* [Goal of the exercise] Which lines hold the string "tehdä"? Copy every one of them.

========================================

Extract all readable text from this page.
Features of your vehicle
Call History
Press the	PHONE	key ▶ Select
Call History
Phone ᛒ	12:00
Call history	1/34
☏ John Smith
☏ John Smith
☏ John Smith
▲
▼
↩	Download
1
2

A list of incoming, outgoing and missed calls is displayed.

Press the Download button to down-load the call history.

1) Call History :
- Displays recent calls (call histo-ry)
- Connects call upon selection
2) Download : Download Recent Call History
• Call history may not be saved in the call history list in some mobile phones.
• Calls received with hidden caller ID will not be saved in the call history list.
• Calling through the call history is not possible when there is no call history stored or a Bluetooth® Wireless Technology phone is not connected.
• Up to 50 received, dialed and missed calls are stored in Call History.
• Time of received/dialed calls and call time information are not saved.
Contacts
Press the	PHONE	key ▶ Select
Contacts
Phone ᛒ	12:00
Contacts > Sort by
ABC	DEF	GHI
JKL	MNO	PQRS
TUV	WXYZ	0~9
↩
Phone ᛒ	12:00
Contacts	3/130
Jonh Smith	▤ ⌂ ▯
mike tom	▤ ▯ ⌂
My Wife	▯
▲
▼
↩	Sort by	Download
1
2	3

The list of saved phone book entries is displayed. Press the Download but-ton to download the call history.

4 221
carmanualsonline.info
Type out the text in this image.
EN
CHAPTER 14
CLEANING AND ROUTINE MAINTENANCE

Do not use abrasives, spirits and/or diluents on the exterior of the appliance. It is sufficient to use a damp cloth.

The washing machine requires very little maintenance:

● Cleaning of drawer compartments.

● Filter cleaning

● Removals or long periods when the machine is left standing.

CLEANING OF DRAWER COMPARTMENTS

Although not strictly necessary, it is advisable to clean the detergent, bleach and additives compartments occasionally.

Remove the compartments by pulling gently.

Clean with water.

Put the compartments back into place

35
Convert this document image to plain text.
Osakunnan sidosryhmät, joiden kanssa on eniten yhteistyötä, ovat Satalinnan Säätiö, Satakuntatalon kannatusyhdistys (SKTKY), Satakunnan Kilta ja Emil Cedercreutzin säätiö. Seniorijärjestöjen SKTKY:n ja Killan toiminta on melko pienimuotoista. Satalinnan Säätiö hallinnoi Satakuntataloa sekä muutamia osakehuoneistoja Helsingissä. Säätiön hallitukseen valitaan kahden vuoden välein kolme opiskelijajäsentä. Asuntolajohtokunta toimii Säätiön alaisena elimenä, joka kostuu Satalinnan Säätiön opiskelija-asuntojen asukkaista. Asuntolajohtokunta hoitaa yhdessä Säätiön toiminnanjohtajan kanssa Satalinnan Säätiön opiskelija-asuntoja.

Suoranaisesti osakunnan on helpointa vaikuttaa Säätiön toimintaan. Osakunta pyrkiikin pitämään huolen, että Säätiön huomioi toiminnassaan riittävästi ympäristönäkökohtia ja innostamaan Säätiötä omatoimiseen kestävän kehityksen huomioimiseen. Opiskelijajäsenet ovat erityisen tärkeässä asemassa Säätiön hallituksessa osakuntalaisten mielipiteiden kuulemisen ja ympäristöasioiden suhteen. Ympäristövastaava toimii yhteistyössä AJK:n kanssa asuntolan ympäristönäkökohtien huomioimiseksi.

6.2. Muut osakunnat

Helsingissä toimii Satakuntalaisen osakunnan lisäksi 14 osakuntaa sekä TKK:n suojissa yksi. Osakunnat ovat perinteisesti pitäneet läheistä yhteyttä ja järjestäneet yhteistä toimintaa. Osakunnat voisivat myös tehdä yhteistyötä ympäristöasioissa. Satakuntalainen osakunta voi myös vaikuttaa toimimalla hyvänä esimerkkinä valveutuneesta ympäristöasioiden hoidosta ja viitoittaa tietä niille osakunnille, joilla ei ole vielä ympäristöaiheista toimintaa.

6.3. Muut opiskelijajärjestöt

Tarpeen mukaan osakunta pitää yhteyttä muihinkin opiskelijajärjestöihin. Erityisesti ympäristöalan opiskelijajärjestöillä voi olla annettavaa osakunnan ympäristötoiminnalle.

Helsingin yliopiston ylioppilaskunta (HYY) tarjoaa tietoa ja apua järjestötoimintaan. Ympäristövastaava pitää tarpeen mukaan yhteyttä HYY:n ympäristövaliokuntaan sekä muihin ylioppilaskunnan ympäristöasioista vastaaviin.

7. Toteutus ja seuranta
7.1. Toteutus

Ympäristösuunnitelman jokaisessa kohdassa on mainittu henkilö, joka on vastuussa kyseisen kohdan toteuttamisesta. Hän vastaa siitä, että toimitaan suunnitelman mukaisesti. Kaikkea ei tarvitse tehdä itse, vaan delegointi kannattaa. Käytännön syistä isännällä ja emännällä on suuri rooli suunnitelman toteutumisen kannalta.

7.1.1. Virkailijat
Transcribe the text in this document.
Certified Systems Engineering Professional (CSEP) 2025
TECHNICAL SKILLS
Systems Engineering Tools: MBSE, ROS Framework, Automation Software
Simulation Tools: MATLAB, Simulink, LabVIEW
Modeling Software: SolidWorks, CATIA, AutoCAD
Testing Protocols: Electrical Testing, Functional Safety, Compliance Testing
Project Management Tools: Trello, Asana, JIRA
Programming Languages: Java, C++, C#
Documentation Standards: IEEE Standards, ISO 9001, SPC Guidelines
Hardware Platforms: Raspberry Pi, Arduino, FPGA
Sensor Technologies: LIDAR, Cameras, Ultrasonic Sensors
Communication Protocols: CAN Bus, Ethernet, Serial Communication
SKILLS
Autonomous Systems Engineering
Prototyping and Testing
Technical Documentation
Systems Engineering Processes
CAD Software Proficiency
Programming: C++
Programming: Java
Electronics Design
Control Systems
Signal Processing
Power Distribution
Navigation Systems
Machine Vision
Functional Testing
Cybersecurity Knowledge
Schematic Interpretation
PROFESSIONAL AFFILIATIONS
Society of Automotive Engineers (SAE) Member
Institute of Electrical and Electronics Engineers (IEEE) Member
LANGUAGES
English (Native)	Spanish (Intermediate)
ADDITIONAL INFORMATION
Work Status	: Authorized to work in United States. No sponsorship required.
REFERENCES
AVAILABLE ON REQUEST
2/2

========================================

* [Task result]
Helsingissä toimii Satakuntalaisen osakunnan lisäksi 14 osakuntaa sekä TKK:n suojissa yksi. Osakunnat ovat perinteisesti pitäneet läheistä yhteyttä ja järjestäneet yhteistä toimintaa. Osakunnat voisivat myös tehdä yhteistyötä ympäristöasioissa. Satakuntalainen osakunta voi myös vaikuttaa toimimalla hyvänä esimerkkinä valveutuneesta ympäristöasioiden hoidosta ja viitoittaa tietä niille osakunnille, joilla ei ole vielä ympäristöaiheista toimintaa.
Ympäristösuunnitelman jokaisessa kohdassa on mainittu henkilö, joka on vastuussa kyseisen kohdan toteuttamisesta. Hän vastaa siitä, että toimitaan suunnitelman mukaisesti. Kaikkea ei tarvitse tehdä itse, vaan delegointi kannattaa. Käytännön syistä isännällä ja emännällä on suuri rooli suunnitelman toteutumisen kannalta.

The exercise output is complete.